| PROBLEM STATEMENT |
Every line of the material below should be repeated exactly.

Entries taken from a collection
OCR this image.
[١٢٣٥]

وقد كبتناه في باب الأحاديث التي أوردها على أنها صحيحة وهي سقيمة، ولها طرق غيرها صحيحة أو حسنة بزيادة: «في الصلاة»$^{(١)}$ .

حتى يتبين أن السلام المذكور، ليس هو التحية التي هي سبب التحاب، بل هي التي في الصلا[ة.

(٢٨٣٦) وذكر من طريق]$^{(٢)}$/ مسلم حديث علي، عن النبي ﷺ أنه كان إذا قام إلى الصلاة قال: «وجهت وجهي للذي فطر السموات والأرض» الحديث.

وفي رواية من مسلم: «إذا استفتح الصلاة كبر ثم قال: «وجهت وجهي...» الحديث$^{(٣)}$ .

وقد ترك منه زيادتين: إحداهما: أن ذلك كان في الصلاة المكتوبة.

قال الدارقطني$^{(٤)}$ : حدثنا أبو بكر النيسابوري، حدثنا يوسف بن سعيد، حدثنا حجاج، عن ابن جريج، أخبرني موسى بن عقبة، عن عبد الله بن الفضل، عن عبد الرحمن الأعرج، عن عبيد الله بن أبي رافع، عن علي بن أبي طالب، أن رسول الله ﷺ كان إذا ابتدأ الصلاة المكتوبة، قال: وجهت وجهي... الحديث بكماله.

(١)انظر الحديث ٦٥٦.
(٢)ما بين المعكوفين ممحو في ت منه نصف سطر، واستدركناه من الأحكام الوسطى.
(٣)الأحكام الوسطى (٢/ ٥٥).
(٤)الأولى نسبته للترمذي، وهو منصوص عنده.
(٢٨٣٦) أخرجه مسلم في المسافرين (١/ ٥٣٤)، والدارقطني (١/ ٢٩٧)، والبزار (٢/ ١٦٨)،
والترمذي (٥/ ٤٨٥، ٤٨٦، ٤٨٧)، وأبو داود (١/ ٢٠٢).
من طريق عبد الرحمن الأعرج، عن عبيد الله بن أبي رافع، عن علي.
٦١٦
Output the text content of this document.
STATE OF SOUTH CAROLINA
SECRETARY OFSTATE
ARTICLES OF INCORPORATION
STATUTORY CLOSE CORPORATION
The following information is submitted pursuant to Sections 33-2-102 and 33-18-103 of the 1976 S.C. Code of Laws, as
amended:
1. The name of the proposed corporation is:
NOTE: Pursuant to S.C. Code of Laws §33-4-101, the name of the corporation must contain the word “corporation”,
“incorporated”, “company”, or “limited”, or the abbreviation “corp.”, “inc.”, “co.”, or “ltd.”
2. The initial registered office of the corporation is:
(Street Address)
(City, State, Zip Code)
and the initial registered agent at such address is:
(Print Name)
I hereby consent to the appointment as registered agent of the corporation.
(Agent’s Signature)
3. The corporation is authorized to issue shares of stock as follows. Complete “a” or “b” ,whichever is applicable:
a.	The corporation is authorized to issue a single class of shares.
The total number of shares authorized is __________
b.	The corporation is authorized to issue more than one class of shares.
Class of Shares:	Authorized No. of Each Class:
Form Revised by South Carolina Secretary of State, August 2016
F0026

| TASK OUTPUT |
OCR this image.
[١٢٣٥]

وقد كبتناه في باب الأحاديث التي أوردها على أنها صحيحة وهي سقيمة، ولها طرق غيرها صحيحة أو حسنة بزيادة: «في الصلاة»$^{(١)}$ .

حتى يتبين أن السلام المذكور، ليس هو التحية التي هي سبب التحاب، بل هي التي في الصلا[ة.

(٢٨٣٦) وذكر من طريق]$^{(٢)}$/ مسلم حديث علي، عن النبي ﷺ أنه كان إذا قام إلى الصلاة قال: «وجهت وجهي للذي فطر السموات والأرض» الحديث.

وفي رواية من مسلم: «إذا استفتح الصلاة كبر ثم قال: «وجهت وجهي...» الحديث$^{(٣)}$ .

وقد ترك منه زيادتين: إحداهما: أن ذلك كان في الصلاة المكتوبة.

قال الدارقطني$^{(٤)}$ : حدثنا أبو بكر النيسابوري، حدثنا يوسف بن سعيد، حدثنا حجاج، عن ابن جريج، أخبرني موسى بن عقبة، عن عبد الله بن الفضل، عن عبد الرحمن الأعرج، عن عبيد الله بن أبي رافع، عن علي بن أبي طالب، أن رسول الله ﷺ كان إذا ابتدأ الصلاة المكتوبة، قال: وجهت وجهي... الحديث بكماله.

(١)انظر الحديث ٦٥٦.
(٢)ما بين المعكوفين ممحو في ت منه نصف سطر، واستدركناه من الأحكام الوسطى.
(٣)الأحكام الوسطى (٢/ ٥٥).
(٤)الأولى نسبته للترمذي، وهو منصوص عنده.
(٢٨٣٦) أخرجه مسلم في المسافرين (١/ ٥٣٤)، والدارقطني (١/ ٢٩٧)، والبزار (٢/ ١٦٨)،
والترمذي (٥/ ٤٨٥، ٤٨٦، ٤٨٧)، وأبو داود (١/ ٢٠٢).
من طريق عبد الرحمن الأعرج، عن عبيد الله بن أبي رافع، عن علي.
٦١٦
Output the text content of this document.
STATE OF SOUTH CAROLINA
SECRETARY OFSTATE
ARTICLES OF INCORPORATION
STATUTORY CLOSE CORPORATION
The following information is submitted pursuant to Sections 33-2-102 and 33-18-103 of the 1976 S.C. Code of Laws, as
amended:
1. The name of the proposed corporation is:
NOTE: Pursuant to S.C. Code of Laws §33-4-101, the name of the corporation must contain the word “corporation”,
“incorporated”, “company”, or “limited”, or the abbreviation “corp.”, “inc.”, “co.”, or “ltd.”
2. The initial registered office of the corporation is:
(Street Address)
(City, State, Zip Code)
and the initial registered agent at such address is:
(Print Name)
I hereby consent to the appointment as registered agent of the corporation.
(Agent’s Signature)
3. The corporation is authorized to issue shares of stock as follows. Complete “a” or “b” ,whichever is applicable:
a.	The corporation is authorized to issue a single class of shares.
The total number of shares authorized is __________
b.	The corporation is authorized to issue more than one class of shares.
Class of Shares:	Authorized No. of Each Class:
Form Revised by South Carolina Secretary of State, August 2016
F0026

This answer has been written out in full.